**WORK INSTRUCTION**
Write out each line of the material again, word for word.

**RECORD EXTRACTS**
---+---

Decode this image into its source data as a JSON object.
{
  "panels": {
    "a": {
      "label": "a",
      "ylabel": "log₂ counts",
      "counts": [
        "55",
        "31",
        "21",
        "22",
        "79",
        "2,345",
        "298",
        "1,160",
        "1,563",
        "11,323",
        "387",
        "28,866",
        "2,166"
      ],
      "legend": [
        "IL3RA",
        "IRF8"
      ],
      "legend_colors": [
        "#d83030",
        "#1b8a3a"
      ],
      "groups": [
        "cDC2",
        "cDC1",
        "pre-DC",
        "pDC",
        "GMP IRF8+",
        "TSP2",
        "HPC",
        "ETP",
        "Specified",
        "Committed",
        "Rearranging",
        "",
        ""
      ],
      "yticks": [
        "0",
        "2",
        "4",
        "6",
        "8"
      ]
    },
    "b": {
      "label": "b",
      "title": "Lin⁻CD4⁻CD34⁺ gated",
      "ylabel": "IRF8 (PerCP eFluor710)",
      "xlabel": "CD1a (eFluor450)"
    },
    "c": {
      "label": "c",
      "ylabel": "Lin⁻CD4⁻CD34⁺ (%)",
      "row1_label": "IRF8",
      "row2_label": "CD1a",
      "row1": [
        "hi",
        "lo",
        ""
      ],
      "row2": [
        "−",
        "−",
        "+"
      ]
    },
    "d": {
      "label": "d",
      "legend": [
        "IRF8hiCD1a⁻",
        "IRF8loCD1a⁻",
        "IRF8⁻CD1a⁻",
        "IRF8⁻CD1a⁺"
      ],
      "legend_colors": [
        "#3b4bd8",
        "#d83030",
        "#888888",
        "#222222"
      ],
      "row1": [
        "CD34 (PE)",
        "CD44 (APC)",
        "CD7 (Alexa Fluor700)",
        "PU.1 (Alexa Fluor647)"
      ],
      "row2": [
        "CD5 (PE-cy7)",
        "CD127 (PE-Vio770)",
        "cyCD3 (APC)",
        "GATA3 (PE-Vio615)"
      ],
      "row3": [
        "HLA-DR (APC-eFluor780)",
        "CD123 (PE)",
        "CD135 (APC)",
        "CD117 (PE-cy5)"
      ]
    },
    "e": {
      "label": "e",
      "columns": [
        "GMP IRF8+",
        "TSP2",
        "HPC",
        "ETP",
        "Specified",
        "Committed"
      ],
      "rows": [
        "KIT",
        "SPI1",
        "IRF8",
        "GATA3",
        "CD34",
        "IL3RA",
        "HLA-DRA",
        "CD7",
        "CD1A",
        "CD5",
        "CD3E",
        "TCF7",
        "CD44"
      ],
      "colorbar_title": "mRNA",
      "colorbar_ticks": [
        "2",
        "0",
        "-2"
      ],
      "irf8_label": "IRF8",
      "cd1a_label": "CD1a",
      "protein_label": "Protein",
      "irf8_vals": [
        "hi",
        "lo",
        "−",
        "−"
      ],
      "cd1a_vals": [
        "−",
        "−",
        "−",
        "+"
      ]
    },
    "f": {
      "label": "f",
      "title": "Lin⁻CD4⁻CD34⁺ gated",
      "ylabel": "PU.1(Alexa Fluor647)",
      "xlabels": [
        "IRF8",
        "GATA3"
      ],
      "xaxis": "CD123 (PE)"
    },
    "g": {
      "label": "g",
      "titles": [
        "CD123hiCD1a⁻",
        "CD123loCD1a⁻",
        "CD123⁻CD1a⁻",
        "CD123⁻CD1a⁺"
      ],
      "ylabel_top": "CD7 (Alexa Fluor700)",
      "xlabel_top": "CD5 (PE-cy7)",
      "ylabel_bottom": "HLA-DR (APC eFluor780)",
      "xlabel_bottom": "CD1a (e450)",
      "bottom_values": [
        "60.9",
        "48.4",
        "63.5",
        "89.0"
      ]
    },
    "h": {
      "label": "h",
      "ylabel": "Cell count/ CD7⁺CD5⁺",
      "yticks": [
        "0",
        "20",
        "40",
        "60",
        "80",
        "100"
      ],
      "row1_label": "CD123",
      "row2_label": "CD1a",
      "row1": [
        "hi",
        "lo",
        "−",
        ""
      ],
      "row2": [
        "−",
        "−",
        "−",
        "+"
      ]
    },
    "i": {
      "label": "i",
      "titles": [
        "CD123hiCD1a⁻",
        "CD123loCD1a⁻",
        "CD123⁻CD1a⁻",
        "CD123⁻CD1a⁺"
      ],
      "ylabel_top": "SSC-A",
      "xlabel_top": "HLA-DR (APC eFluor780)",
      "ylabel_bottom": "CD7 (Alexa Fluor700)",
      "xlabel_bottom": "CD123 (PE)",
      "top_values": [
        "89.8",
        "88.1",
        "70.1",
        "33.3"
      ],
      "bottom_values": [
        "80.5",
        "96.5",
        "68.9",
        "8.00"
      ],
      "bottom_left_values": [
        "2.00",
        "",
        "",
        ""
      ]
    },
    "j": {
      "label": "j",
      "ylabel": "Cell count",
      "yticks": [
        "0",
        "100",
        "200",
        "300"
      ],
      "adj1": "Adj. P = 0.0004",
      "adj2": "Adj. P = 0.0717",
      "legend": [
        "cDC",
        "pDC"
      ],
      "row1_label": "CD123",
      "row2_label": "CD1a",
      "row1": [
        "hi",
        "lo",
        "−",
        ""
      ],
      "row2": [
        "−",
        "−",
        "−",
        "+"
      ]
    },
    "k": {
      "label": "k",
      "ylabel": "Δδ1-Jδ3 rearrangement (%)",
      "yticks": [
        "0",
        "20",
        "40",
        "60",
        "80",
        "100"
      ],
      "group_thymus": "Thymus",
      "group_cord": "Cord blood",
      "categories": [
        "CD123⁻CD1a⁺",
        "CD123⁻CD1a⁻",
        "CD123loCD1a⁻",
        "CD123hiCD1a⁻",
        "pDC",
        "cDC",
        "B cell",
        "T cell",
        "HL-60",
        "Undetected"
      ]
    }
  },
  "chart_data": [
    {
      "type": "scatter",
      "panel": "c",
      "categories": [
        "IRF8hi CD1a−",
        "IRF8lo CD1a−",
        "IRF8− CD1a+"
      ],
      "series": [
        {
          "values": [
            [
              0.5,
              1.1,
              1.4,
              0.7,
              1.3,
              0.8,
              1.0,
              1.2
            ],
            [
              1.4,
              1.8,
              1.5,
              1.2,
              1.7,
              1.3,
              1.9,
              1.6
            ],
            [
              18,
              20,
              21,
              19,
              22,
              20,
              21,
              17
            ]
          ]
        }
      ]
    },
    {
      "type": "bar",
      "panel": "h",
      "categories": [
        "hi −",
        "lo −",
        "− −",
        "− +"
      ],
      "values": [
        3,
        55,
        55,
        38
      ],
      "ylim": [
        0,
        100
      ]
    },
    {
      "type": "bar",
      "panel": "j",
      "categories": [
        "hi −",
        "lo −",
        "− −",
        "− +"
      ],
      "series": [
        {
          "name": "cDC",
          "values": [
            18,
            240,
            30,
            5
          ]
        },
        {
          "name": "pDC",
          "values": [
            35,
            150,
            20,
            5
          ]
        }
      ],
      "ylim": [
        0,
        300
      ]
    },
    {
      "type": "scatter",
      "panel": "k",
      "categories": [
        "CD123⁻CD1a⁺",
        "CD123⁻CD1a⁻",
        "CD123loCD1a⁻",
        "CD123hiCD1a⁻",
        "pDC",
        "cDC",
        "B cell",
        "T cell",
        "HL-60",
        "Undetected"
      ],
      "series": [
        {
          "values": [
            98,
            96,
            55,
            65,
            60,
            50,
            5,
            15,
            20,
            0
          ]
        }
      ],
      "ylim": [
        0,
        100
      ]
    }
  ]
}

---+---

**RESULT FOR THIS TASK**
Decode this image into its source data as a JSON object.
{
  "panels": {
    "a": {
      "label": "a",
      "ylabel": "log₂ counts",
      "counts": [
        "55",
        "31",
        "21",
        "22",
        "79",
        "2,345",
        "298",
        "1,160",
        "1,563",
        "11,323",
        "387",
        "28,866",
        "2,166"
      ],
      "legend": [
        "IL3RA",
        "IRF8"
      ],
      "legend_colors": [
        "#d83030",
        "#1b8a3a"
      ],
      "groups": [
        "cDC2",
        "cDC1",
        "pre-DC",
        "pDC",
        "GMP IRF8+",
        "TSP2",
        "HPC",
        "ETP",
        "Specified",
        "Committed",
        "Rearranging",
        "",
        ""
      ],
      "yticks": [
        "0",
        "2",
        "4",
        "6",
        "8"
      ]
    },
    "b": {
      "label": "b",
      "title": "Lin⁻CD4⁻CD34⁺ gated",
      "ylabel": "IRF8 (PerCP eFluor710)",
      "xlabel": "CD1a (eFluor450)"
    },
    "c": {
      "label": "c",
      "ylabel": "Lin⁻CD4⁻CD34⁺ (%)",
      "row1_label": "IRF8",
      "row2_label": "CD1a",
      "row1": [
        "hi",
        "lo",
        ""
      ],
      "row2": [
        "−",
        "−",
        "+"
      ]
    },
    "d": {
      "label": "d",
      "legend": [
        "IRF8hiCD1a⁻",
        "IRF8loCD1a⁻",
        "IRF8⁻CD1a⁻",
        "IRF8⁻CD1a⁺"
      ],
      "legend_colors": [
        "#3b4bd8",
        "#d83030",
        "#888888",
        "#222222"
      ],
      "row1": [
        "CD34 (PE)",
        "CD44 (APC)",
        "CD7 (Alexa Fluor700)",
        "PU.1 (Alexa Fluor647)"
      ],
      "row2": [
        "CD5 (PE-cy7)",
        "CD127 (PE-Vio770)",
        "cyCD3 (APC)",
        "GATA3 (PE-Vio615)"
      ],
      "row3": [
        "HLA-DR (APC-eFluor780)",
        "CD123 (PE)",
        "CD135 (APC)",
        "CD117 (PE-cy5)"
      ]
    },
    "e": {
      "label": "e",
      "columns": [
        "GMP IRF8+",
        "TSP2",
        "HPC",
        "ETP",
        "Specified",
        "Committed"
      ],
      "rows": [
        "KIT",
        "SPI1",
        "IRF8",
        "GATA3",
        "CD34",
        "IL3RA",
        "HLA-DRA",
        "CD7",
        "CD1A",
        "CD5",
        "CD3E",
        "TCF7",
        "CD44"
      ],
      "colorbar_title": "mRNA",
      "colorbar_ticks": [
        "2",
        "0",
        "-2"
      ],
      "irf8_label": "IRF8",
      "cd1a_label": "CD1a",
      "protein_label": "Protein",
      "irf8_vals": [
        "hi",
        "lo",
        "−",
        "−"
      ],
      "cd1a_vals": [
        "−",
        "−",
        "−",
        "+"
      ]
    },
    "f": {
      "label": "f",
      "title": "Lin⁻CD4⁻CD34⁺ gated",
      "ylabel": "PU.1(Alexa Fluor647)",
      "xlabels": [
        "IRF8",
        "GATA3"
      ],
      "xaxis": "CD123 (PE)"
    },
    "g": {
      "label": "g",
      "titles": [
        "CD123hiCD1a⁻",
        "CD123loCD1a⁻",
        "CD123⁻CD1a⁻",
        "CD123⁻CD1a⁺"
      ],
      "ylabel_top": "CD7 (Alexa Fluor700)",
      "xlabel_top": "CD5 (PE-cy7)",
      "ylabel_bottom": "HLA-DR (APC eFluor780)",
      "xlabel_bottom": "CD1a (e450)",
      "bottom_values": [
        "60.9",
        "48.4",
        "63.5",
        "89.0"
      ]
    },
    "h": {
      "label": "h",
      "ylabel": "Cell count/ CD7⁺CD5⁺",
      "yticks": [
        "0",
        "20",
        "40",
        "60",
        "80",
        "100"
      ],
      "row1_label": "CD123",
      "row2_label": "CD1a",
      "row1": [
        "hi",
        "lo",
        "−",
        ""
      ],
      "row2": [
        "−",
        "−",
        "−",
        "+"
      ]
    },
    "i": {
      "label": "i",
      "titles": [
        "CD123hiCD1a⁻",
        "CD123loCD1a⁻",
        "CD123⁻CD1a⁻",
        "CD123⁻CD1a⁺"
      ],
      "ylabel_top": "SSC-A",
      "xlabel_top": "HLA-DR (APC eFluor780)",
      "ylabel_bottom": "CD7 (Alexa Fluor700)",
      "xlabel_bottom": "CD123 (PE)",
      "top_values": [
        "89.8",
        "88.1",
        "70.1",
        "33.3"
      ],
      "bottom_values": [
        "80.5",
        "96.5",
        "68.9",
        "8.00"
      ],
      "bottom_left_values": [
        "2.00",
        "",
        "",
        ""
      ]
    },
    "j": {
      "label": "j",
      "ylabel": "Cell count",
      "yticks": [
        "0",
        "100",
        "200",
        "300"
      ],
      "adj1": "Adj. P = 0.0004",
      "adj2": "Adj. P = 0.0717",
      "legend": [
        "cDC",
        "pDC"
      ],
      "row1_label": "CD123",
      "row2_label": "CD1a",
      "row1": [
        "hi",
        "lo",
        "−",
        ""
      ],
      "row2": [
        "−",
        "−",
        "−",
        "+"
      ]
    },
    "k": {
      "label": "k",
      "ylabel": "Δδ1-Jδ3 rearrangement (%)",
      "yticks": [
        "0",
        "20",
        "40",
        "60",
        "80",
        "100"
      ],
      "group_thymus": "Thymus",
      "group_cord": "Cord blood",
      "categories": [
        "CD123⁻CD1a⁺",
        "CD123⁻CD1a⁻",
        "CD123loCD1a⁻",
        "CD123hiCD1a⁻",
        "pDC",
        "cDC",
        "B cell",
        "T cell",
        "HL-60",
        "Undetected"
      ]
    }
  },
  "chart_data": [
    {
      "type": "scatter",
      "panel": "c",
      "categories": [
        "IRF8hi CD1a−",
        "IRF8lo CD1a−",
        "IRF8− CD1a+"
      ],
      "series": [
        {
          "values": [
            [
              0.5,
              1.1,
              1.4,
              0.7,
              1.3,
              0.8,
              1.0,
              1.2
            ],
            [
              1.4,
              1.8,
              1.5,
              1.2,
              1.7,
              1.3,
              1.9,
              1.6
            ],
            [
              18,
              20,
              21,
              19,
              22,
              20,
              21,
              17
            ]
          ]
        }
      ]
    },
    {
      "type": "bar",
      "panel": "h",
      "categories": [
        "hi −",
        "lo −",
        "− −",
        "− +"
      ],
      "values": [
        3,
        55,
        55,
        38
      ],
      "ylim": [
        0,
        100
      ]
    },
    {
      "type": "bar",
      "panel": "j",
      "categories": [
        "hi −",
        "lo −",
        "− −",
        "− +"
      ],
      "series": [
        {
          "name": "cDC",
          "values": [
            18,
            240,
            30,
            5
          ]
        },
        {
          "name": "pDC",
          "values": [
            35,
            150,
            20,
            5
          ]
        }
      ],
      "ylim": [
        0,
        300
      ]
    },
    {
      "type": "scatter",
      "panel": "k",
      "categories": [
        "CD123⁻CD1a⁺",
        "CD123⁻CD1a⁻",
        "CD123loCD1a⁻",
        "CD123hiCD1a⁻",
        "pDC",
        "cDC",
        "B cell",
        "T cell",
        "HL-60",
        "Undetected"
      ],
      "series": [
        {
          "values": [
            98,
            96,
            55,
            65,
            60,
            50,
            5,
            15,
            20,
            0
          ]
        }
      ],
      "ylim": [
        0,
        100
      ]
    }
  ]
}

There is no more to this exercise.